→ YOUR OBJECTIVE: Copy the items below word for word, from the first line through the line containing "day-info: Sunrise: 7:33 AM Sunset: 4:42".

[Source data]
* Start *

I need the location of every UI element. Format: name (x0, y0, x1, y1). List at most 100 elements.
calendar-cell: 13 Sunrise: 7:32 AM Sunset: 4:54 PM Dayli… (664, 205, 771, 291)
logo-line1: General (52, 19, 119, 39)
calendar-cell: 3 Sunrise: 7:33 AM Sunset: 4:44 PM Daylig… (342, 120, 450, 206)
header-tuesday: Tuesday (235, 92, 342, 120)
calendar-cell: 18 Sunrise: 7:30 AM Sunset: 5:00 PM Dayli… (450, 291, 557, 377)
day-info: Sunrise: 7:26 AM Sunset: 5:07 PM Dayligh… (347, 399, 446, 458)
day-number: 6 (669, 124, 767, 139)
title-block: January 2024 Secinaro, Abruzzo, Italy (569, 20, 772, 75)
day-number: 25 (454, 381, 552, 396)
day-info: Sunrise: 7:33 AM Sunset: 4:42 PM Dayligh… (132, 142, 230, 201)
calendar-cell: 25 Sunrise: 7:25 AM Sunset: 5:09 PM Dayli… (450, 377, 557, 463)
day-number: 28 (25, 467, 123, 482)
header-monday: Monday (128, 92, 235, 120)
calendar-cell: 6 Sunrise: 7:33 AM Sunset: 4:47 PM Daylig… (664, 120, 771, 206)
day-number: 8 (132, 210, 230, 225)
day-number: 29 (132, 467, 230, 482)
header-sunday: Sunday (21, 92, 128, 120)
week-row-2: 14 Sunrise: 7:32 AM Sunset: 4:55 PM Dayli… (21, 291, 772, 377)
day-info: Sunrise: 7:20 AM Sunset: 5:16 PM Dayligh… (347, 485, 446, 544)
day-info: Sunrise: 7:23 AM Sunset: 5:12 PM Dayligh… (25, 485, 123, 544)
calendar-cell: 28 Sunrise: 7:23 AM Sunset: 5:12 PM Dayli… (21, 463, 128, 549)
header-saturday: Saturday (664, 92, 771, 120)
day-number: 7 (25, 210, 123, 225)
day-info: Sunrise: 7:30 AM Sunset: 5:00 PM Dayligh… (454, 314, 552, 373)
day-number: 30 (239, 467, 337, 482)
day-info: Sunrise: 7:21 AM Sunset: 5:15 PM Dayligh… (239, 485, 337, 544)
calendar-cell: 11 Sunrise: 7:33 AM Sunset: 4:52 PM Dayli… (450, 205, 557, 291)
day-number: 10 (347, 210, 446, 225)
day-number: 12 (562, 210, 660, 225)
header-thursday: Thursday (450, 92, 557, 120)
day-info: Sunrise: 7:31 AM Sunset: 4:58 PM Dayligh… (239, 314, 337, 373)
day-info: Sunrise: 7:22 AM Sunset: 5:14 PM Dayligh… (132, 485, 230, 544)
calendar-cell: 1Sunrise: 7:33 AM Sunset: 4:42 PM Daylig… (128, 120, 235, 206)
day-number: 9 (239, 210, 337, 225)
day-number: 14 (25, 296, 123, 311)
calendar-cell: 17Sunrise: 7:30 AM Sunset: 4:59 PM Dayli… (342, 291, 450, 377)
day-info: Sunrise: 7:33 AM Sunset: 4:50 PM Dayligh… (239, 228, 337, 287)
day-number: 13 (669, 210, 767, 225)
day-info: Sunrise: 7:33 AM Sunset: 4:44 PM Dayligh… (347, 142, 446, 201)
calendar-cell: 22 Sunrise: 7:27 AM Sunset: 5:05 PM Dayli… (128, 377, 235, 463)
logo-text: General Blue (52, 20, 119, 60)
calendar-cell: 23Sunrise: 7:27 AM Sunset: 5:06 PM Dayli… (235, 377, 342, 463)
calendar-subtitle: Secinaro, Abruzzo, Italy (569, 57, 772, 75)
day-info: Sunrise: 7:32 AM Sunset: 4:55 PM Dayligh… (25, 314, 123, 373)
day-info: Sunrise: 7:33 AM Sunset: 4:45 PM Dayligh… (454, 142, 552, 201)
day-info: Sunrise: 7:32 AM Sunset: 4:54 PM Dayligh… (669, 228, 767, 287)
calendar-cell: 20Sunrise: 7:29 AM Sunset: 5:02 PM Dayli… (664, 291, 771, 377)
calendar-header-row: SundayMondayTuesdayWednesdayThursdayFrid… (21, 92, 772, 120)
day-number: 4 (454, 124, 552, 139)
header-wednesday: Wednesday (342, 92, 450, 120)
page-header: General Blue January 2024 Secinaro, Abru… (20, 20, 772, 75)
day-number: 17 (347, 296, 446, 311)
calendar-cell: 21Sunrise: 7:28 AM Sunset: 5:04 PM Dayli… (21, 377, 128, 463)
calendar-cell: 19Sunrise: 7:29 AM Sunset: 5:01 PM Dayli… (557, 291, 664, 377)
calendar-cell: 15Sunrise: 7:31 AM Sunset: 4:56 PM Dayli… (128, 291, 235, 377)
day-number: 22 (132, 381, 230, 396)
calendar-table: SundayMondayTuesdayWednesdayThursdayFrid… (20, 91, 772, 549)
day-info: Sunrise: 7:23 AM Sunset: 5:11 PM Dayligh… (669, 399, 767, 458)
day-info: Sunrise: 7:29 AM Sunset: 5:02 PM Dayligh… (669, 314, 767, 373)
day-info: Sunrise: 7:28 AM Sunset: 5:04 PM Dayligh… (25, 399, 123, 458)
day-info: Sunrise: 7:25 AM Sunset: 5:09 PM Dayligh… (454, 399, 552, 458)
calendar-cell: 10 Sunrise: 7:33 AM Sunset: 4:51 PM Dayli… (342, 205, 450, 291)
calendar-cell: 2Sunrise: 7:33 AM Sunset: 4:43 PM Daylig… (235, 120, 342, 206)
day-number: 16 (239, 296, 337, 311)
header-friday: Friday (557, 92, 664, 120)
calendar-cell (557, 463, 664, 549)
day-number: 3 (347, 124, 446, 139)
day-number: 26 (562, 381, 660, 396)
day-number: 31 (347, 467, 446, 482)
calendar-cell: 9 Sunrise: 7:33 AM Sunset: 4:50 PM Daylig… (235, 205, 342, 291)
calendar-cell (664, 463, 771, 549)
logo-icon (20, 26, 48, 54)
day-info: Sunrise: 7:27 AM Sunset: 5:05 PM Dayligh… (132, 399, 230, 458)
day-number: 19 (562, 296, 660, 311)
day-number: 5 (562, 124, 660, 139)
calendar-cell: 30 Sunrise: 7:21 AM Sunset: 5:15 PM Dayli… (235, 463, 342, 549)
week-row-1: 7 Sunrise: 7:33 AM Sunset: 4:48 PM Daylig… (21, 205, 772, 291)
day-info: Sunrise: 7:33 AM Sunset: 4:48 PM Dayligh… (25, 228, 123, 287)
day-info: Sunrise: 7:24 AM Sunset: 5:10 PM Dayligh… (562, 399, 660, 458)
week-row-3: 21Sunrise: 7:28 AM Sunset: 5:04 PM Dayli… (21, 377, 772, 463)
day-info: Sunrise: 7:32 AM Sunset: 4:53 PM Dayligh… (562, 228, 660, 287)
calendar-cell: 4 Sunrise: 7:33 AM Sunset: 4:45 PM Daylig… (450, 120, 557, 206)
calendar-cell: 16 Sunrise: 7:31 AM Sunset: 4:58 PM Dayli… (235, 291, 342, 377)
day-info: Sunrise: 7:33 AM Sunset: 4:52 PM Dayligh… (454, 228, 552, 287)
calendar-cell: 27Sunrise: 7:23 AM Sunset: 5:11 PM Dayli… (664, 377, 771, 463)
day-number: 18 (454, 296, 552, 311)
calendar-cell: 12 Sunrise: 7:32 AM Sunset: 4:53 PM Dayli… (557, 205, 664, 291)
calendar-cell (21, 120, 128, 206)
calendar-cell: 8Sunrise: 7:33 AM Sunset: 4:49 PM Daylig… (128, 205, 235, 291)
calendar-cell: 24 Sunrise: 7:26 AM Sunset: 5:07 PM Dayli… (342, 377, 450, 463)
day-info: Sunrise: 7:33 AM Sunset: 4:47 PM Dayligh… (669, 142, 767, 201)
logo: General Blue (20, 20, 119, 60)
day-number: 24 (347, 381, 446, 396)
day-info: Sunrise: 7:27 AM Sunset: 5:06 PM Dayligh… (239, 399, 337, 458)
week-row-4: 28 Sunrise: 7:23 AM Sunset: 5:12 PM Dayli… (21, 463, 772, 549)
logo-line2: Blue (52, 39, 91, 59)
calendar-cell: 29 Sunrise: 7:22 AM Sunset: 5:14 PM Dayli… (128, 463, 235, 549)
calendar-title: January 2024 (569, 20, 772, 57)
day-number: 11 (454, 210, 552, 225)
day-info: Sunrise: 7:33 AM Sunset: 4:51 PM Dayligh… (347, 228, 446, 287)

* End *

→ TASK OUTPUT:
I need the location of every UI element. Format: name (x0, y0, x1, y1). List at most 100 elements.
calendar-cell: 13 Sunrise: 7:32 AM Sunset: 4:54 PM Dayli… (664, 205, 771, 291)
logo-line1: General (52, 19, 119, 39)
calendar-cell: 3 Sunrise: 7:33 AM Sunset: 4:44 PM Daylig… (342, 120, 450, 206)
header-tuesday: Tuesday (235, 92, 342, 120)
calendar-cell: 18 Sunrise: 7:30 AM Sunset: 5:00 PM Dayli… (450, 291, 557, 377)
day-info: Sunrise: 7:26 AM Sunset: 5:07 PM Dayligh… (347, 399, 446, 458)
day-number: 6 (669, 124, 767, 139)
title-block: January 2024 Secinaro, Abruzzo, Italy (569, 20, 772, 75)
day-number: 25 (454, 381, 552, 396)
day-info: Sunrise: 7:33 AM Sunset: 4:42 PM Dayligh… (132, 142, 230, 201)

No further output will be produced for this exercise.